* _Problem to solve_
Set down each line of the material that follows, exactly, with no pictures.

(Collection entries)
----

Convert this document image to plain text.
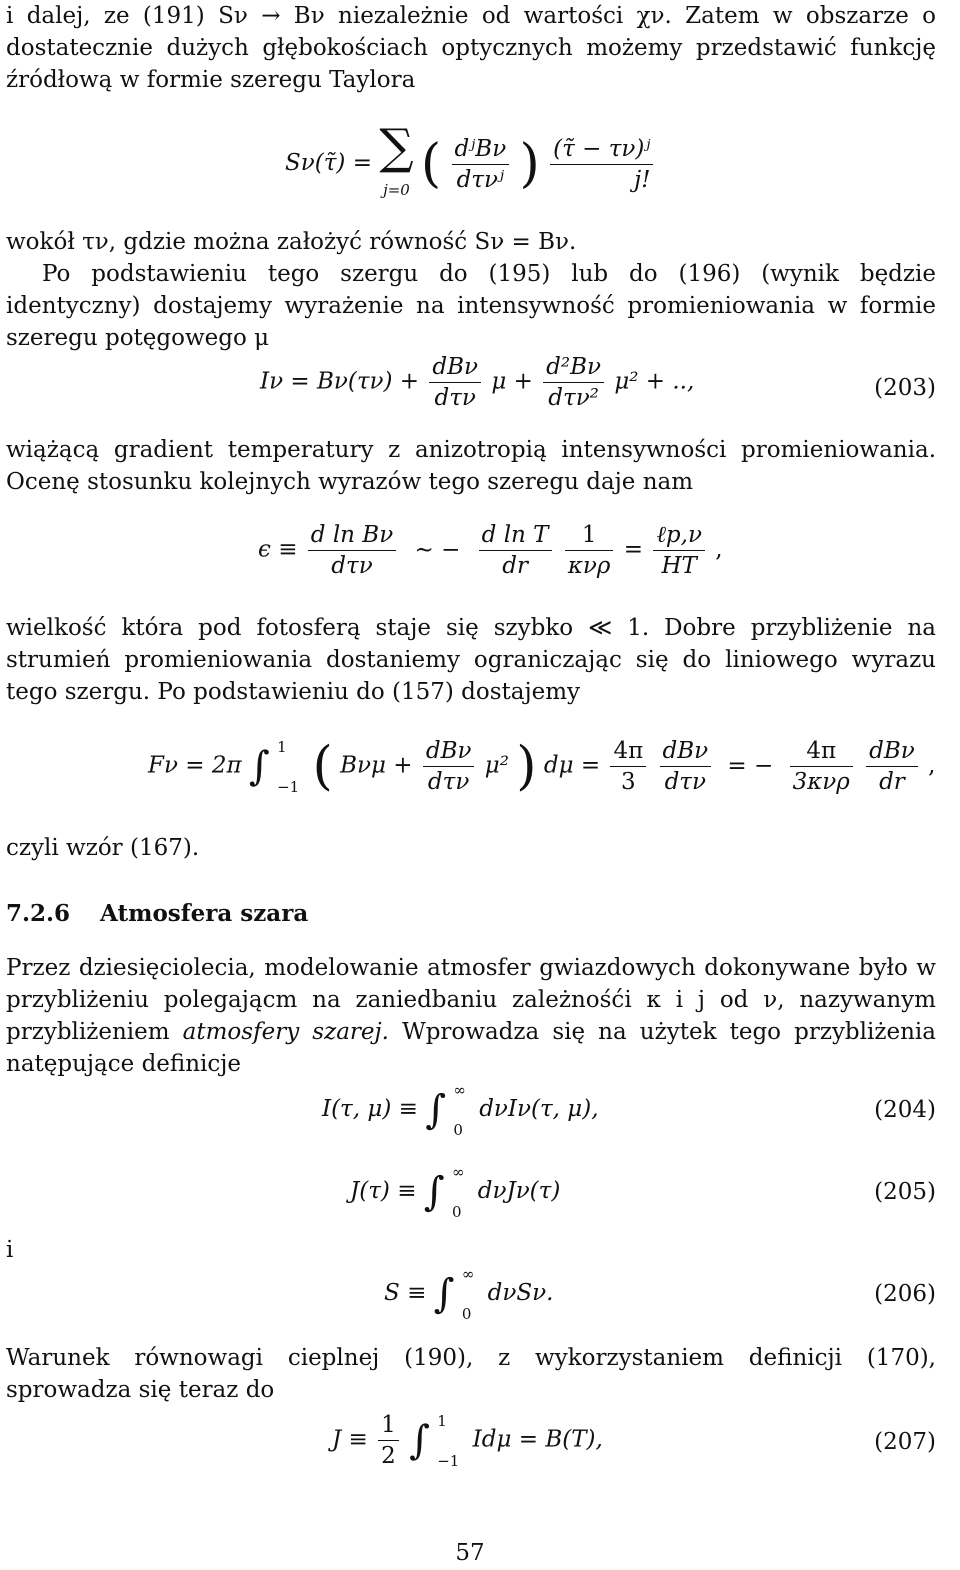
i dalej, ze (191) Sν → Bν niezależnie od wartości χν. Zatem w obszarze o dostatecznie dużych głębokościach optycznych możemy przedstawić funkcję źródłową w formie szeregu Taylora
Sν(τ̃) = ∑
j=0 ( $\frac{\text{dʲBν}}{\text{dτνʲ}}$ ) $\frac{\text{(τ̃ − τν)ʲ}}{j!}$
wokół τν, gdzie można założyć równość Sν = Bν.
Po podstawieniu tego szergu do (195) lub do (196) (wynik będzie identyczny) dostajemy wyrażenie na intensywność promieniowania w formie szeregu potęgowego μ
$I\nu = B\nu(\tau\nu) + \frac{\text{dBν}}{\text{dτν}}$ $\mu + \frac{\text{d²Bν}}{\text{dτν²}} \mu^2$ + ..,	(203)
wiążącą gradient temperatury z anizotropią intensywności promieniowania. Ocenę stosunku kolejnych wyrazów tego szeregu daje nam
$\epsilon \equiv \frac{\text{d ln Bν}}{\text{dτν}}$ ∼ − $\frac{\text{d ln T}}{dr}$
$\frac{1}{\text{κνρ}} = \frac{\text{ℓp,ν}}{HT}$ ,
wielkość która pod fotosferą staje się szybko ≪ 1. Dobre przybliżenie na strumień promieniowania dostaniemy ograniczając się do liniowego wyrazu tego szergu. Po podstawieniu do (157) dostajemy
Fν = 2π ∫ 1

−1 ( $B\nu\mu + \frac{\text{dBν}}{\text{dτν}} \mu^2$ ) $d\mu = \frac{4\pi}{3}$
$\frac{\text{dBν}}{\text{dτν}}$ = − $\frac{4\pi}{\text{3κνρ}}$
$\frac{\text{dBν}}{dr}$ ,
czyli wzór (167).
7.2.6 Atmosfera szara
Przez dziesięciolecia, modelowanie atmosfer gwiazdowych dokonywane było w przybliżeniu polegającm na zaniedbaniu zależnośći κ i j od ν, nazywanym przybliżeniem atmosfery szarej. Wprowadza się na użytek tego przybliżenia natępujące definicje
I(τ, μ) ≡ ∫ ∞

0 dνIν(τ, μ),	(204)
J(τ) ≡ ∫ ∞

0 dνJν(τ)	(205)
i
S ≡ ∫ ∞

0 dνSν.	(206)
Warunek równowagi cieplnej (190), z wykorzystaniem definicji (170), sprowadza się teraz do
$J \equiv \frac{1}{2}$ ∫ 1

−1 Idμ = B(T),	(207)
57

----

* _Task answer_
Convert this document image to plain text.
i dalej, ze (191) Sν → Bν niezależnie od wartości χν. Zatem w obszarze o dostatecznie dużych głębokościach optycznych możemy przedstawić funkcję źródłową w formie szeregu Taylora
Sν(τ̃) = ∑
j=0 ( $\frac{\text{dʲBν}}{\text{dτνʲ}}$ ) $\frac{\text{(τ̃ − τν)ʲ}}{j!}$
wokół τν, gdzie można założyć równość Sν = Bν.
Po podstawieniu tego szergu do (195) lub do (196) (wynik będzie identyczny) dostajemy wyrażenie na intensywność promieniowania w formie szeregu potęgowego μ
$I\nu = B\nu(\tau\nu) + \frac{\text{dBν}}{\text{dτν}}$ $\mu + \frac{\text{d²Bν}}{\text{dτν²}} \mu^2$ + ..,	(203)
wiążącą gradient temperatury z anizotropią intensywności promieniowania. Ocenę stosunku kolejnych wyrazów tego szeregu daje nam
$\epsilon \equiv \frac{\text{d ln Bν}}{\text{dτν}}$ ∼ − $\frac{\text{d ln T}}{dr}$
$\frac{1}{\text{κνρ}} = \frac{\text{ℓp,ν}}{HT}$ ,
wielkość która pod fotosferą staje się szybko ≪ 1. Dobre przybliżenie na strumień promieniowania dostaniemy ograniczając się do liniowego wyrazu tego szergu. Po podstawieniu do (157) dostajemy
Fν = 2π ∫ 1

−1 ( $B\nu\mu + \frac{\text{dBν}}{\text{dτν}} \mu^2$ ) $d\mu = \frac{4\pi}{3}$
$\frac{\text{dBν}}{\text{dτν}}$ = − $\frac{4\pi}{\text{3κνρ}}$
$\frac{\text{dBν}}{dr}$ ,
czyli wzór (167).
7.2.6 Atmosfera szara
Przez dziesięciolecia, modelowanie atmosfer gwiazdowych dokonywane było w przybliżeniu polegającm na zaniedbaniu zależnośći κ i j od ν, nazywanym przybliżeniem atmosfery szarej. Wprowadza się na użytek tego przybliżenia natępujące definicje
I(τ, μ) ≡ ∫ ∞

0 dνIν(τ, μ),	(204)
J(τ) ≡ ∫ ∞

0 dνJν(τ)	(205)
i
S ≡ ∫ ∞

0 dνSν.	(206)
Warunek równowagi cieplnej (190), z wykorzystaniem definicji (170), sprowadza się teraz do
$J \equiv \frac{1}{2}$ ∫ 1

−1 Idμ = B(T),	(207)
57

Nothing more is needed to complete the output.